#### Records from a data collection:

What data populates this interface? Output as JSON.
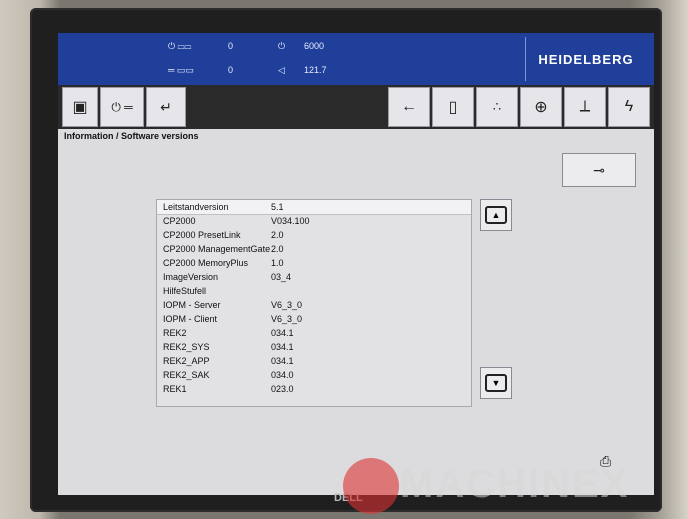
{
  "header": {
    "row1": {
      "value_a": "0",
      "value_b": "6000"
    },
    "row2": {
      "value_a": "0",
      "value_b": "121.7"
    },
    "brand": "HEIDELBERG"
  },
  "breadcrumb": "Information / Software versions",
  "table": {
    "rows": [
      {
        "key": "Leitstandversion",
        "value": "5.1"
      },
      {
        "key": "CP2000",
        "value": "V034.100"
      },
      {
        "key": "CP2000 PresetLink",
        "value": "2.0"
      },
      {
        "key": "CP2000 ManagementGate",
        "value": "2.0"
      },
      {
        "key": "CP2000 MemoryPlus",
        "value": "1.0"
      },
      {
        "key": "ImageVersion",
        "value": "03_4"
      },
      {
        "key": "HilfeStufell",
        "value": ""
      },
      {
        "key": "IOPM - Server",
        "value": "V6_3_0"
      },
      {
        "key": "IOPM - Client",
        "value": "V6_3_0"
      },
      {
        "key": "REK2",
        "value": "034.1"
      },
      {
        "key": "REK2_SYS",
        "value": "034.1"
      },
      {
        "key": "REK2_APP",
        "value": "034.1"
      },
      {
        "key": "REK2_SAK",
        "value": "034.0"
      },
      {
        "key": "REK1",
        "value": "023.0"
      }
    ]
  },
  "watermark": "MACHINEX",
  "monitor_brand": "DELL",
  "colors": {
    "topbar": "#1f3f9a",
    "screen_bg": "#dcdcdf"
  },
  "icons": {
    "key": "key-icon",
    "up": "scroll-up-icon",
    "down": "scroll-down-icon",
    "print": "print-icon"
  }
}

#### WHAT NEEDS TO BE DONE:
Without including any picture, retype the entries exactly.

#### SOLUTION TO THIS PROBLEM:
What data populates this interface? Output as JSON.
{
  "header": {
    "row1": {
      "value_a": "0",
      "value_b": "6000"
    },
    "row2": {
      "value_a": "0",
      "value_b": "121.7"
    },
    "brand": "HEIDELBERG"
  },
  "breadcrumb": "Information / Software versions",
  "table": {
    "rows": [
      {
        "key": "Leitstandversion",
        "value": "5.1"
      },
      {
        "key": "CP2000",
        "value": "V034.100"
      },
      {
        "key": "CP2000 PresetLink",
        "value": "2.0"
      },
      {
        "key": "CP2000 ManagementGate",
        "value": "2.0"
      },
      {
        "key": "CP2000 MemoryPlus",
        "value": "1.0"
      },
      {
        "key": "ImageVersion",
        "value": "03_4"
      },
      {
        "key": "HilfeStufell",
        "value": ""
      },
      {
        "key": "IOPM - Server",
        "value": "V6_3_0"
      },
      {
        "key": "IOPM - Client",
        "value": "V6_3_0"
      },
      {
        "key": "REK2",
        "value": "034.1"
      },
      {
        "key": "REK2_SYS",
        "value": "034.1"
      },
      {
        "key": "REK2_APP",
        "value": "034.1"
      },
      {
        "key": "REK2_SAK",
        "value": "034.0"
      },
      {
        "key": "REK1",
        "value": "023.0"
      }
    ]
  },
  "watermark": "MACHINEX",
  "monitor_brand": "DELL",
  "colors": {
    "topbar": "#1f3f9a",
    "screen_bg": "#dcdcdf"
  },
  "icons": {
    "key": "key-icon",
    "up": "scroll-up-icon",
    "down": "scroll-down-icon",
    "print": "print-icon"
  }
}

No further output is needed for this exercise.